● Element box annotations:
┌────────
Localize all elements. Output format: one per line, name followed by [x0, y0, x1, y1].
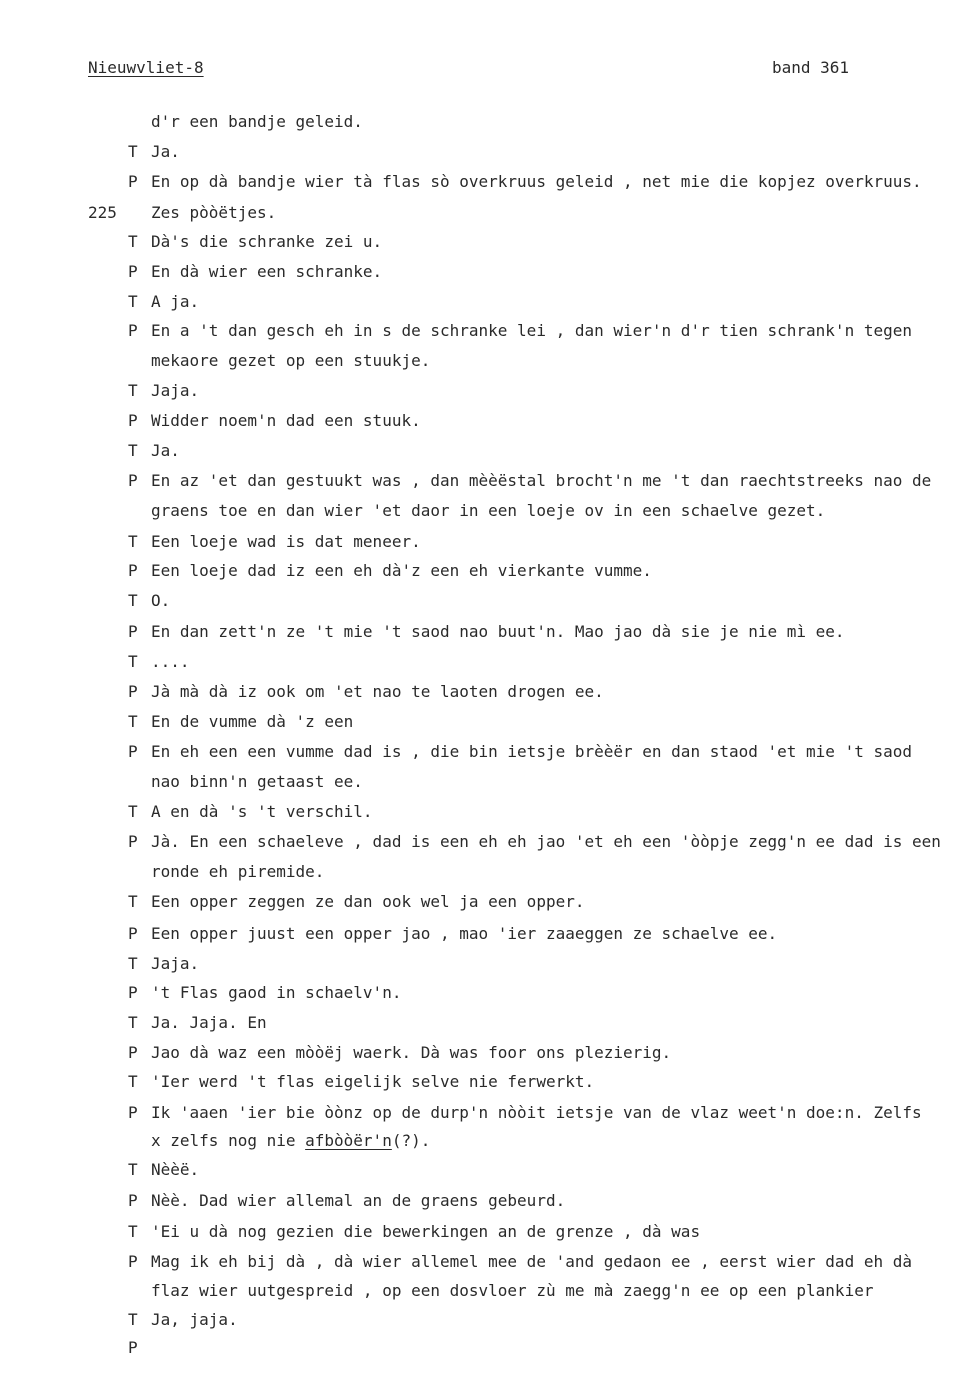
speaker-label: T: [128, 1072, 138, 1091]
speaker-label: P: [128, 172, 138, 191]
speaker-label: P: [128, 1043, 138, 1062]
speaker-label: T: [128, 1013, 138, 1032]
utterance-text: Jà. En een schaeleve , dad is een eh eh jao 'et eh een 'òòpje zegg'n ee dad is een: [151, 832, 941, 851]
utterance-text: En az 'et dan gestuukt was , dan mèèëstal brocht'n me 't dan raechtstreeks nao de: [151, 471, 932, 490]
speaker-label: P: [128, 411, 138, 430]
utterance-text: En eh een een vumme dad is , die bin ietsje brèèër en dan staod 'et mie 't saod: [151, 742, 912, 761]
speaker-label: T: [128, 712, 138, 731]
speaker-label: P: [128, 682, 138, 701]
utterance-text: Ik 'aaen 'ier bie òònz op de durp'n nòòit ietsje van de vlaz weet'n doe:n. Zelfs: [151, 1103, 922, 1122]
utterance-text: Een opper juust een opper jao , mao 'ier zaaeggen ze schaelve ee.: [151, 924, 778, 943]
speaker-label: T: [128, 954, 138, 973]
document-title: Nieuwvliet-8: [88, 58, 204, 77]
utterance-text-post: (?).: [391, 1131, 431, 1150]
speaker-label: P: [128, 471, 138, 490]
utterance-text: Ja. Jaja. En: [151, 1013, 267, 1032]
band-number: band 361: [772, 58, 850, 77]
utterance-text: Ja, jaja.: [151, 1310, 238, 1329]
utterance-text: Nèè. Dad wier allemal an de graens gebeurd.: [151, 1191, 566, 1210]
speaker-label: P: [128, 561, 138, 580]
speaker-label: P: [128, 1103, 138, 1122]
utterance-text: Een opper zeggen ze dan ook wel ja een opper.: [151, 892, 585, 911]
speaker-label: P: [128, 832, 138, 851]
utterance-text: [151, 1131, 430, 1151]
utterance-text: ronde eh piremide.: [151, 862, 325, 881]
utterance-text: Jao dà waz een mòòëj waerk. Dà was foor ons plezierig.: [151, 1043, 672, 1062]
utterance-text: 'Ier werd 't flas eigelijk selve nie ferwerkt.: [151, 1072, 595, 1091]
utterance-text: graens toe en dan wier 'et daor in een loeje ov in een schaelve gezet.: [151, 501, 826, 520]
utterance-text: nao binn'n getaast ee.: [151, 772, 363, 791]
speaker-label: T: [128, 232, 138, 251]
speaker-label: T: [128, 802, 138, 821]
speaker-label: P: [128, 1252, 138, 1271]
speaker-label: P: [128, 321, 138, 340]
utterance-text: En dan zett'n ze 't mie 't saod nao buut'n. Mao jao dà sie je nie mì ee.: [151, 622, 845, 641]
utterance-text: Jà mà dà iz ook om 'et nao te laoten drogen ee.: [151, 682, 604, 701]
utterance-text-pre: x zelfs nog nie: [151, 1131, 306, 1150]
speaker-label: T: [128, 652, 138, 671]
utterance-text: 'Ei u dà nog gezien die bewerkingen an de grenze , dà was: [151, 1222, 701, 1241]
utterance-text: Een loeje wad is dat meneer.: [151, 532, 421, 551]
speaker-label: P: [128, 1191, 138, 1210]
utterance-text: Zes pòòëtjes.: [151, 203, 277, 222]
utterance-text: A ja.: [151, 292, 200, 311]
utterance-text: Dà's die schranke zei u.: [151, 232, 383, 251]
utterance-text: d'r een bandje geleid.: [151, 112, 363, 131]
utterance-text: En de vumme dà 'z een: [151, 712, 354, 731]
speaker-label: T: [128, 532, 138, 551]
utterance-text: Nèèë.: [151, 1160, 200, 1179]
utterance-text: Widder noem'n dad een stuuk.: [151, 411, 421, 430]
speaker-label: T: [128, 292, 138, 311]
speaker-label: T: [128, 142, 138, 161]
line-number: 225: [88, 203, 117, 222]
speaker-label: T: [128, 1310, 138, 1329]
utterance-text: 't Flas gaod in schaelv'n.: [151, 983, 402, 1002]
speaker-label: P: [128, 742, 138, 761]
utterance-text: En op dà bandje wier tà flas sò overkruus geleid , net mie die kopjez overkruus.: [151, 172, 922, 191]
utterance-text: Jaja.: [151, 954, 200, 973]
utterance-text: Mag ik eh bij dà , dà wier allemel mee de 'and gedaon ee , eerst wier dad eh dà: [151, 1252, 912, 1271]
utterance-text: Ja.: [151, 441, 180, 460]
utterance-text: O.: [151, 591, 171, 610]
utterance-text: flaz wier uutgespreid , op een dosvloer zù me mà zaegg'n ee op een plankier: [151, 1281, 874, 1300]
underlined-word: afbòòër'n: [305, 1131, 392, 1150]
utterance-text: Een loeje dad iz een eh dà'z een eh vierkante vumme.: [151, 561, 652, 580]
speaker-label: P: [128, 924, 138, 943]
speaker-label: P: [128, 622, 138, 641]
utterance-text: ....: [151, 652, 190, 671]
speaker-label: P: [128, 983, 138, 1002]
speaker-label: T: [128, 441, 138, 460]
speaker-label: T: [128, 1222, 138, 1241]
speaker-label: T: [128, 892, 138, 911]
utterance-text: mekaore gezet op een stuukje.: [151, 351, 431, 370]
speaker-label: T: [128, 591, 138, 610]
utterance-text: A en dà 's 't verschil.: [151, 802, 373, 821]
utterance-text: En dà wier een schranke.: [151, 262, 383, 281]
speaker-label: T: [128, 381, 138, 400]
utterance-text: En a 't dan gesch eh in s de schranke lei , dan wier'n d'r tien schrank'n tegen: [151, 321, 912, 340]
utterance-text: Ja.: [151, 142, 180, 161]
speaker-label: P: [128, 262, 138, 281]
speaker-label: P: [128, 1338, 138, 1357]
utterance-text: Jaja.: [151, 381, 200, 400]
speaker-label: T: [128, 1160, 138, 1179]
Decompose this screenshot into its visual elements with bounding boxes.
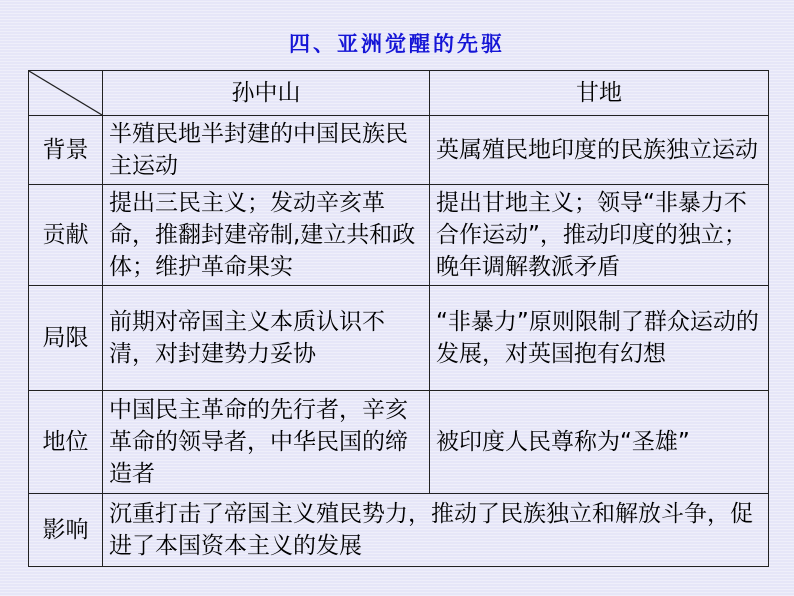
cell-sun-contribution: 提出三民主义；发动辛亥革命，推翻封建帝制,建立共和政体；维护革命果实 xyxy=(103,185,430,286)
cell-sun-limitation: 前期对帝国主义本质认识不清，对封建势力妥协 xyxy=(103,286,430,391)
table-row-background xyxy=(29,116,769,185)
table-header-row xyxy=(29,71,769,116)
table-row-limitation xyxy=(29,286,769,391)
row-label-background: 背景 xyxy=(29,116,103,185)
corner-diagonal-cell xyxy=(29,71,103,116)
row-label-contribution: 贡献 xyxy=(29,185,103,286)
row-label-status: 地位 xyxy=(29,391,103,494)
column-header-sun-yat-sen: 孙中山 xyxy=(103,71,430,116)
cell-shared-influence: 沉重打击了帝国主义殖民势力，推动了民族独立和解放斗争，促进了本国资本主义的发展 xyxy=(103,494,769,567)
row-label-limitation: 局限 xyxy=(29,286,103,391)
page-title: 四、亚洲觉醒的先驱 xyxy=(289,31,505,56)
cell-gandhi-background: 英属殖民地印度的民族独立运动 xyxy=(430,116,769,185)
diagonal-line-icon xyxy=(29,71,102,115)
column-header-gandhi: 甘地 xyxy=(430,71,769,116)
cell-gandhi-contribution: 提出甘地主义；领导“非暴力不合作运动”，推动印度的独立；晚年调解教派矛盾 xyxy=(430,185,769,286)
row-label-influence: 影响 xyxy=(29,494,103,567)
table-row-status xyxy=(29,391,769,494)
cell-sun-background: 半殖民地半封建的中国民族民主运动 xyxy=(103,116,430,185)
cell-gandhi-status: 被印度人民尊称为“圣雄” xyxy=(430,391,769,494)
cell-gandhi-limitation: “非暴力”原则限制了群众运动的发展，对英国抱有幻想 xyxy=(430,286,769,391)
table-row-influence xyxy=(29,494,769,567)
cell-sun-status: 中国民主革命的先行者，辛亥革命的领导者，中华民国的缔造者 xyxy=(103,391,430,494)
comparison-table xyxy=(28,70,769,567)
table-row-contribution xyxy=(29,185,769,286)
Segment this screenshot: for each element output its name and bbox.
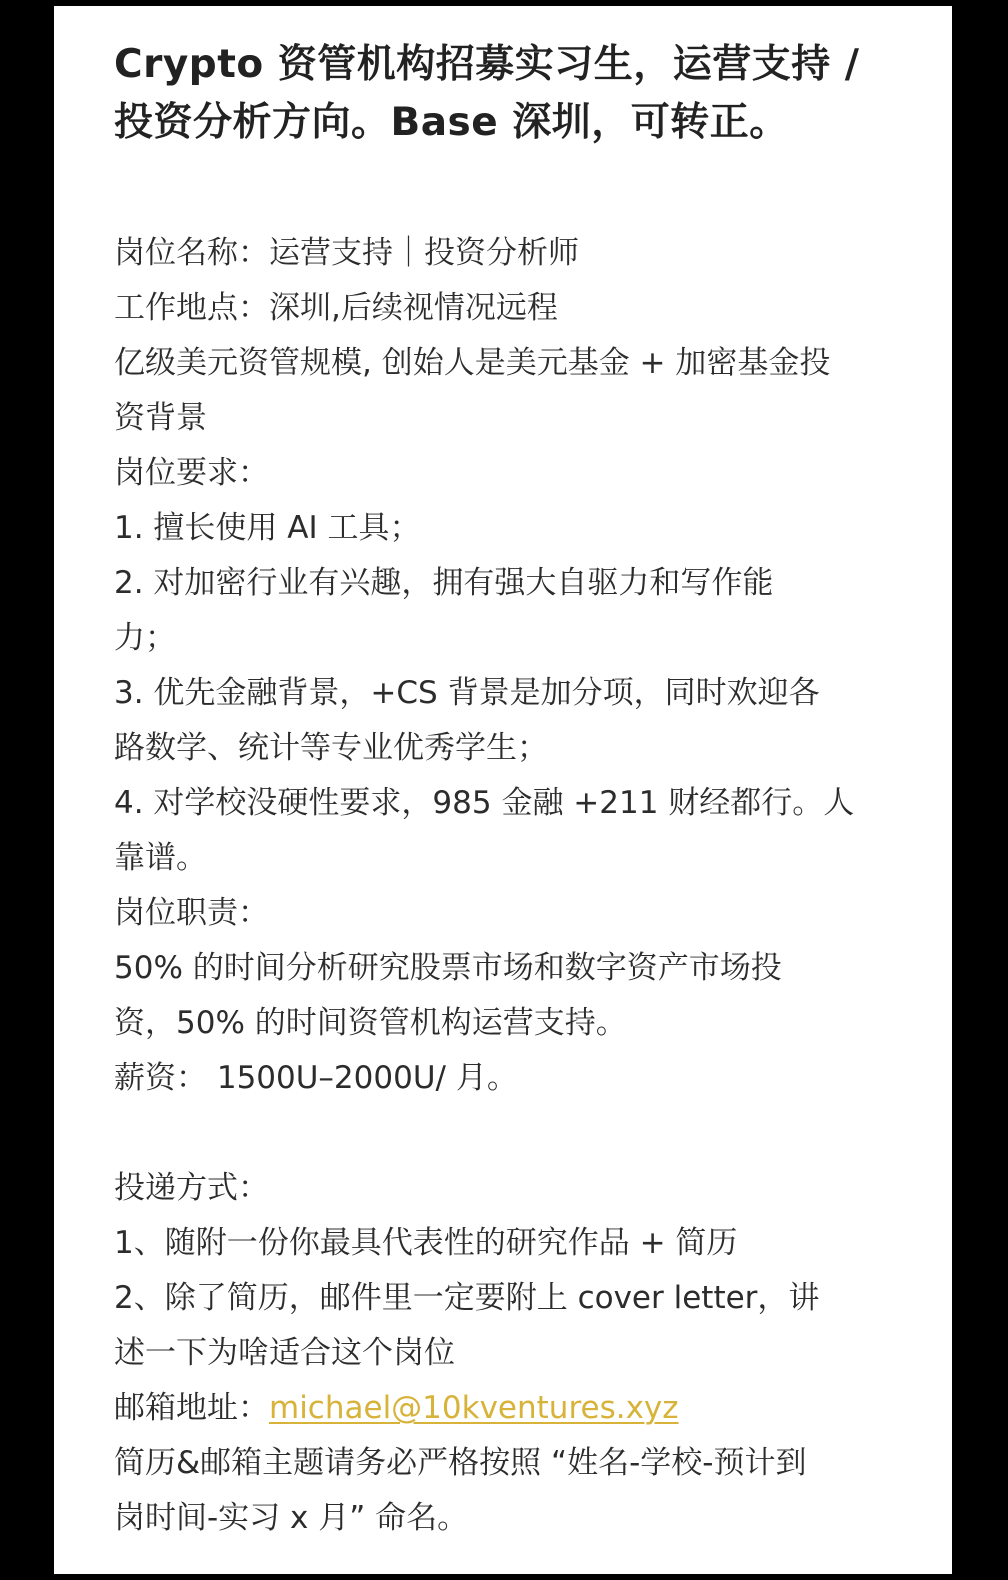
post-card (54, 6, 952, 1574)
requirement-item: 1. 擅长使用 AI 工具； (114, 510, 421, 546)
requirement-item: 2. 对加密行业有兴趣，拥有强大自驱力和写作能 (114, 565, 774, 601)
delivery-item: 述一下为啥适合这个岗位 (114, 1335, 455, 1371)
naming-rule-line: 简历&邮箱主题请务必严格按照 “姓名-学校-预计到 (114, 1445, 807, 1481)
application-instructions (114, 1161, 892, 1546)
company-background-line: 资背景 (114, 400, 207, 436)
requirements-heading: 岗位要求： (114, 455, 269, 491)
email-link[interactable]: michael@10kventures.xyz (269, 1390, 679, 1426)
email-line (114, 1381, 892, 1436)
delivery-heading: 投递方式： (114, 1170, 269, 1206)
post-title-line: Crypto 资管机构招募实习生，运营支持 / (114, 42, 860, 87)
email-label: 邮箱地址： (114, 1390, 269, 1426)
spacer (114, 152, 892, 226)
delivery-item: 2、除了简历，邮件里一定要附上 cover letter，讲 (114, 1280, 820, 1316)
job-details (114, 226, 892, 1106)
post-title (114, 36, 892, 152)
salary-line: 薪资： 1500U–2000U/ 月。 (114, 1060, 518, 1096)
duties-heading: 岗位职责： (114, 895, 269, 931)
work-location-line: 工作地点：深圳,后续视情况远程 (114, 290, 558, 326)
company-background-line: 亿级美元资管规模, 创始人是美元基金 + 加密基金投 (114, 345, 831, 381)
post-title-line: 投资分析方向。Base 深圳，可转正。 (114, 100, 789, 145)
duties-text: 50% 的时间分析研究股票市场和数字资产市场投 (114, 950, 782, 986)
naming-rule-line: 岗时间-实习 x 月” 命名。 (114, 1500, 469, 1536)
delivery-item: 1、随附一份你最具代表性的研究作品 + 简历 (114, 1225, 738, 1261)
requirement-item: 力； (114, 620, 176, 656)
spacer (114, 1106, 892, 1161)
requirement-item: 3. 优先金融背景，+CS 背景是加分项，同时欢迎各 (114, 675, 820, 711)
duties-text: 资，50% 的时间资管机构运营支持。 (114, 1005, 627, 1041)
requirement-item: 靠谱。 (114, 840, 207, 876)
requirement-item: 4. 对学校没硬性要求，985 金融 +211 财经都行。人 (114, 785, 855, 821)
requirement-item: 路数学、统计等专业优秀学生； (114, 730, 548, 766)
position-name-line: 岗位名称：运营支持｜投资分析师 (114, 235, 579, 271)
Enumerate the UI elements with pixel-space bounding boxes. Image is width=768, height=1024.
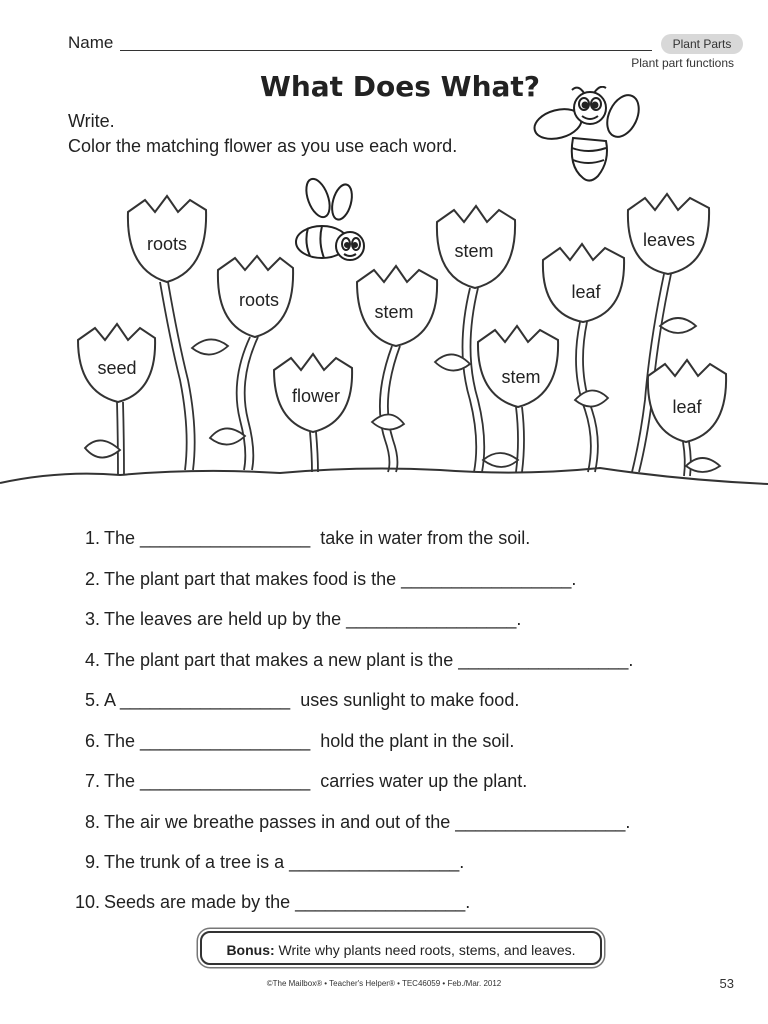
flower-garden [0, 170, 768, 500]
question-2[interactable] [0, 569, 576, 590]
stem-3 [117, 402, 118, 475]
page-number: 53 [719, 976, 734, 991]
question-number: 6. [84, 731, 100, 751]
question-text: The air we breathe passes in and out of the _________________. [104, 812, 631, 832]
question-number: 7. [84, 771, 100, 791]
question-text: Seeds are made by the _________________. [104, 892, 471, 912]
question-text: The trunk of a tree is a _________________. [104, 852, 465, 872]
question-3[interactable] [0, 609, 521, 630]
topic-badge: Plant Parts [661, 34, 743, 54]
question-number: 9. [84, 852, 100, 872]
flower-word-roots-1: roots [146, 234, 188, 254]
question-text: The _________________ hold the plant in the soil. [104, 731, 515, 751]
question-text: The _________________ take in water from the soil. [104, 528, 531, 548]
question-7[interactable] [0, 771, 527, 792]
question-text: The plant part that makes food is the _________________. [104, 569, 577, 589]
question-1[interactable] [0, 528, 530, 549]
question-9[interactable] [0, 852, 464, 873]
question-number: 10. [74, 892, 100, 912]
flower-word-leaves: leaves [642, 230, 696, 250]
page-title: What Does What? [259, 70, 541, 103]
question-text: The _________________ carries water up the plant. [104, 771, 528, 791]
question-text: A _________________ uses sunlight to make food. [104, 690, 520, 710]
instruction-color: Color the matching flower as you use each word. [68, 136, 458, 156]
flower-word-stem-2: stem [454, 241, 494, 261]
name-line[interactable] [120, 50, 652, 51]
question-number: 4. [84, 650, 100, 670]
flower-word-seed: seed [97, 358, 137, 378]
question-number: 5. [84, 690, 100, 710]
question-number: 1. [84, 528, 100, 548]
stem-2 [237, 337, 250, 470]
stem-5 [380, 346, 392, 472]
flower-word-leaf-1: leaf [571, 282, 601, 302]
question-8[interactable] [0, 812, 630, 833]
bonus-label: Bonus: [226, 942, 275, 958]
question-text: The leaves are held up by the _________________. [104, 609, 522, 629]
question-10[interactable] [0, 892, 470, 913]
question-text: The plant part that makes a new plant is the _________________. [104, 650, 634, 670]
subtopic-label: Plant part functions [631, 56, 734, 70]
flower-word-stem-3: stem [501, 367, 541, 387]
question-6[interactable] [0, 731, 514, 752]
name-label: Name [68, 33, 114, 52]
flower-word-stem-1: stem [374, 302, 414, 322]
bonus-box [200, 931, 602, 965]
question-number: 3. [84, 609, 100, 629]
flower-word-roots-2: roots [238, 290, 280, 310]
bee-illustration-garden [296, 176, 364, 260]
stem-4 [310, 432, 312, 472]
stem-10 [683, 442, 685, 476]
flower-word-leaf-2: leaf [672, 397, 702, 417]
footer-credit: ©The Mailbox® • Teacher's Helper® • TEC46059 • Feb./Mar. 2012 [266, 979, 502, 988]
question-5[interactable] [0, 690, 519, 711]
ground-line [0, 468, 768, 484]
bonus-text: Write why plants need roots, stems, and leaves. [274, 942, 576, 958]
instruction-write: Write. [68, 111, 115, 131]
question-4[interactable] [0, 650, 633, 671]
flower-word-flower: flower [291, 386, 341, 406]
question-number: 8. [84, 812, 100, 832]
question-number: 2. [84, 569, 100, 589]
└────────
● Your instructions: Please retype the entries starting with the line that contains "post-card (54, 6, 952, 1574)" and going on through the line that contains "requirement-item: 路数学、统计等专业优秀学生； (114, 730, 548, 766)", with nothing changed.

● Response below:
post-card (54, 6, 952, 1574)
requirement-item: 1. 擅长使用 AI 工具； (114, 510, 421, 546)
requirement-item: 2. 对加密行业有兴趣，拥有强大自驱力和写作能 (114, 565, 774, 601)
delivery-item: 述一下为啥适合这个岗位 (114, 1335, 455, 1371)
naming-rule-line: 简历&邮箱主题请务必严格按照 “姓名-学校-预计到 (114, 1445, 807, 1481)
application-instructions (114, 1161, 892, 1546)
company-background-line: 资背景 (114, 400, 207, 436)
requirements-heading: 岗位要求： (114, 455, 269, 491)
email-link[interactable]: michael@10kventures.xyz (269, 1390, 679, 1426)
email-line (114, 1381, 892, 1436)
delivery-heading: 投递方式： (114, 1170, 269, 1206)
post-title-line: Crypto 资管机构招募实习生，运营支持 / (114, 42, 860, 87)
email-label: 邮箱地址： (114, 1390, 269, 1426)
spacer (114, 152, 892, 226)
delivery-item: 2、除了简历，邮件里一定要附上 cover letter，讲 (114, 1280, 820, 1316)
job-details (114, 226, 892, 1106)
post-title (114, 36, 892, 152)
salary-line: 薪资： 1500U–2000U/ 月。 (114, 1060, 518, 1096)
duties-heading: 岗位职责： (114, 895, 269, 931)
work-location-line: 工作地点：深圳,后续视情况远程 (114, 290, 558, 326)
company-background-line: 亿级美元资管规模, 创始人是美元基金 + 加密基金投 (114, 345, 831, 381)
post-title-line: 投资分析方向。Base 深圳，可转正。 (114, 100, 789, 145)
duties-text: 50% 的时间分析研究股票市场和数字资产市场投 (114, 950, 782, 986)
naming-rule-line: 岗时间-实习 x 月” 命名。 (114, 1500, 469, 1536)
delivery-item: 1、随附一份你最具代表性的研究作品 + 简历 (114, 1225, 738, 1261)
requirement-item: 力； (114, 620, 176, 656)
spacer (114, 1106, 892, 1161)
requirement-item: 3. 优先金融背景，+CS 背景是加分项，同时欢迎各 (114, 675, 820, 711)
duties-text: 资，50% 的时间资管机构运营支持。 (114, 1005, 627, 1041)
requirement-item: 靠谱。 (114, 840, 207, 876)
requirement-item: 4. 对学校没硬性要求，985 金融 +211 财经都行。人 (114, 785, 855, 821)
requirement-item: 路数学、统计等专业优秀学生； (114, 730, 548, 766)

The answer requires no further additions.